* **YOUR OBJECTIVE**
Search the material below for the string "messages" and extract each line that has it.

* **DATA ROWS**
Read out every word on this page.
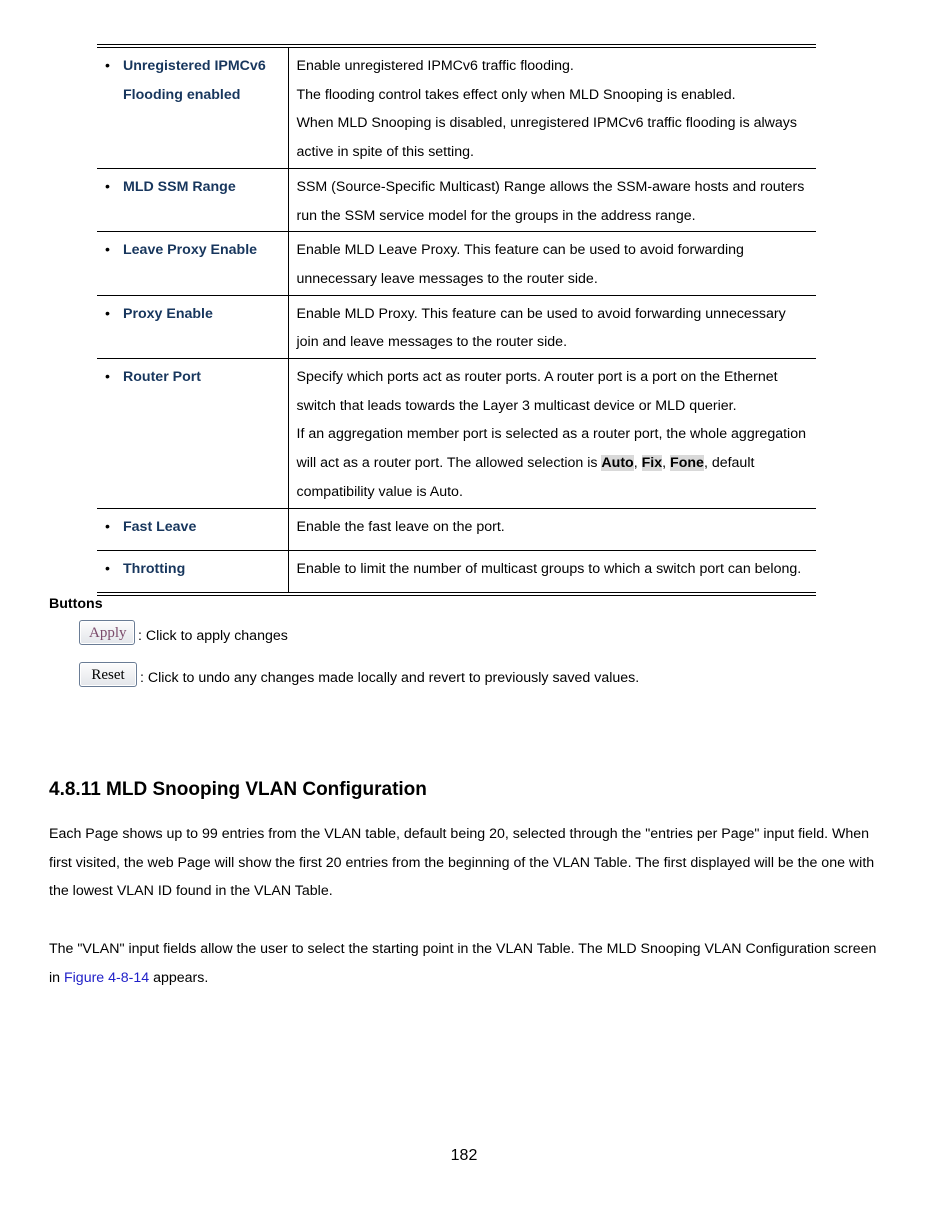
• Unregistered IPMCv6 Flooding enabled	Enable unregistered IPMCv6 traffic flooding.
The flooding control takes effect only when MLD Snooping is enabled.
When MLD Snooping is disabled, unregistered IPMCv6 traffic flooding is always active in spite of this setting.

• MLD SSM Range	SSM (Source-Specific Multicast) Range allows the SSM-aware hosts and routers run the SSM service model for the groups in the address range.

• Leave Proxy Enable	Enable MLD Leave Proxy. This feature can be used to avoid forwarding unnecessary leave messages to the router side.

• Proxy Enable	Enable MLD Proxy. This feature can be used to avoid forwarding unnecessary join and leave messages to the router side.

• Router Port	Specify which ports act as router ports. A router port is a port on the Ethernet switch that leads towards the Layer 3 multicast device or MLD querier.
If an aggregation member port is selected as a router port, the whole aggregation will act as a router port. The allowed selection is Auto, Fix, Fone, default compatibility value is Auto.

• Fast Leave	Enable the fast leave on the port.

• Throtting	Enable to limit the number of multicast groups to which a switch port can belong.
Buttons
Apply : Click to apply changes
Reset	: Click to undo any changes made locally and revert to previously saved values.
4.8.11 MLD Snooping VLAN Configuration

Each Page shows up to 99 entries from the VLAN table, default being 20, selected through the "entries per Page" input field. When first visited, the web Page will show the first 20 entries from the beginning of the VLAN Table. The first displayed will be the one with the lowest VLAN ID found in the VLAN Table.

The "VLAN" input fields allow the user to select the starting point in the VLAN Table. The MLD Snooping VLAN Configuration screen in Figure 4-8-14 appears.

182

...

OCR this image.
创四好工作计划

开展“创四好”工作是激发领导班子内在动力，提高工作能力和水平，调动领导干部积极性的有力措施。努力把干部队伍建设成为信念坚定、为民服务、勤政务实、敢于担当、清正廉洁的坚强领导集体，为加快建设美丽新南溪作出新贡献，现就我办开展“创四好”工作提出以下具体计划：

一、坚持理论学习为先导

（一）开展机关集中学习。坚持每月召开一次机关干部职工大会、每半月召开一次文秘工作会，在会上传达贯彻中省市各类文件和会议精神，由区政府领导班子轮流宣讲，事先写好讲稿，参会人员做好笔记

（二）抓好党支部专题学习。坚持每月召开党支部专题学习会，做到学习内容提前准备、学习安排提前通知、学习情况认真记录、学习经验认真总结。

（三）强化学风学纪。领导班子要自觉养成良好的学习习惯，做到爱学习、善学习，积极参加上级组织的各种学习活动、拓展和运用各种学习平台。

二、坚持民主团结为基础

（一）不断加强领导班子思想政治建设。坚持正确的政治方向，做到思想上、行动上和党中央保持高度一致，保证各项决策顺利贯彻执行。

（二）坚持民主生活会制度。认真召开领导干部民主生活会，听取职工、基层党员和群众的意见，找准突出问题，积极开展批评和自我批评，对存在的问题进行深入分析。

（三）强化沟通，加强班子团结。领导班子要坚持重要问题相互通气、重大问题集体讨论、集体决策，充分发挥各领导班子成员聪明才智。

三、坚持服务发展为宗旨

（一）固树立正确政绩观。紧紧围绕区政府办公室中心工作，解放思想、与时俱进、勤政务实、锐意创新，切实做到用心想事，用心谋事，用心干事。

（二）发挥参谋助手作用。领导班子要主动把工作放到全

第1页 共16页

* * *

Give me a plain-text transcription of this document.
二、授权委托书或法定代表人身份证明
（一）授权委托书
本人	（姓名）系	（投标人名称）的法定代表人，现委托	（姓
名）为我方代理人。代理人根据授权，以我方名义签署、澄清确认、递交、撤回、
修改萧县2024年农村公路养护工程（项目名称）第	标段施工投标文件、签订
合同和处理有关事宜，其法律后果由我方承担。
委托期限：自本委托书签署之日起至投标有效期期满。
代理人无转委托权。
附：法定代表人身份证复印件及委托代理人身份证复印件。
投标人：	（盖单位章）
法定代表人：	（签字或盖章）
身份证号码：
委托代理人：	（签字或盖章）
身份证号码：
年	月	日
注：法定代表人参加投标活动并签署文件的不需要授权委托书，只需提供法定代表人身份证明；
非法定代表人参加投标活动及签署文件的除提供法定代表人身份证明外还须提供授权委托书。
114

* **EXERCISE RESULT**
• Leave Proxy Enable	Enable MLD Leave Proxy. This feature can be used to avoid forwarding unnecessary leave messages to the router side.
• Proxy Enable	Enable MLD Proxy. This feature can be used to avoid forwarding unnecessary join and leave messages to the router side.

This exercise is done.